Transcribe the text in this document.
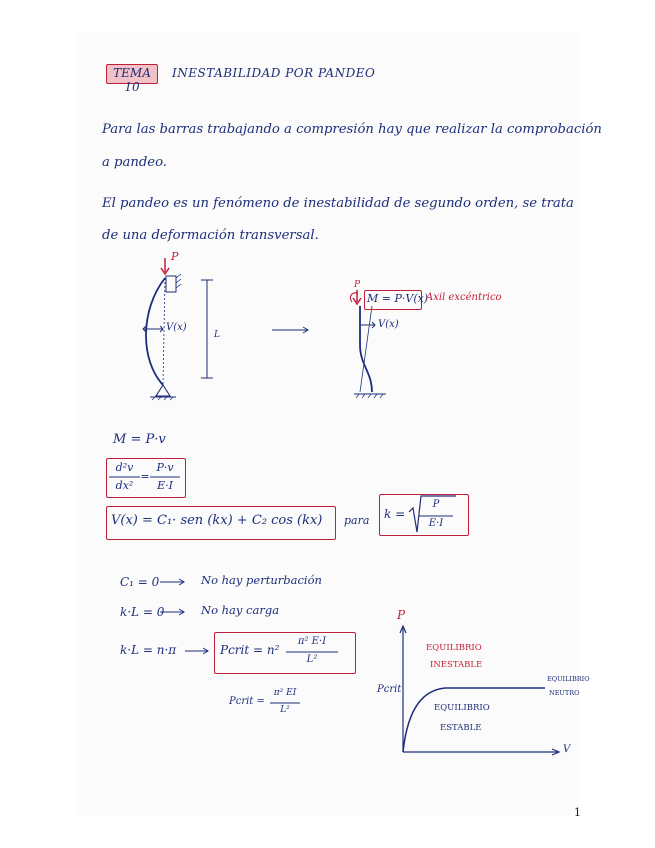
TEMA 10
INESTABILIDAD POR PANDEO
Para las barras trabajando a compresión hay que realizar la comprobación
a pandeo.
El pandeo es un fenómeno de inestabilidad de segundo orden, se trata
de una deformación transversal.
P
V(x)
L
P
M = P·V(x)
Axil excéntrico
V(x)
M = P·v
d²v
dx²
=
P·v
E·I
V(x) = C₁· sen (kx) + C₂ cos (kx) para k =
P
E·I
C₁ = 0	No hay perturbación
k·L = 0	No hay carga
k·L = n·π	Pcrit = n²
π² E·I
L²
Pcrit =
π² EI
L²
P
V
Pcrit
EQUILIBRIO
INESTABLE
EQUILIBRIO
ESTABLE
EQUILIBRIO
NEUTRO
1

──────

• [WRITTEN REQUEST]
From the listing, extract all text exactly as given and drop any picture.

• [WRITTEN RESPONSE]
Transcribe the text in this document.
TEMA 10
INESTABILIDAD POR PANDEO
Para las barras trabajando a compresión hay que realizar la comprobación
a pandeo.
El pandeo es un fenómeno de inestabilidad de segundo orden, se trata
de una deformación transversal.
P
V(x)
L
P
M = P·V(x)
Axil excéntrico
V(x)
M = P·v
d²v
dx²
=
P·v
E·I
V(x) = C₁· sen (kx) + C₂ cos (kx) para k =
P
E·I
C₁ = 0	No hay perturbación
k·L = 0	No hay carga
k·L = n·π	Pcrit = n²
π² E·I
L²
Pcrit =
π² EI
L²
P
V
Pcrit
EQUILIBRIO
INESTABLE
EQUILIBRIO
ESTABLE
EQUILIBRIO
NEUTRO
1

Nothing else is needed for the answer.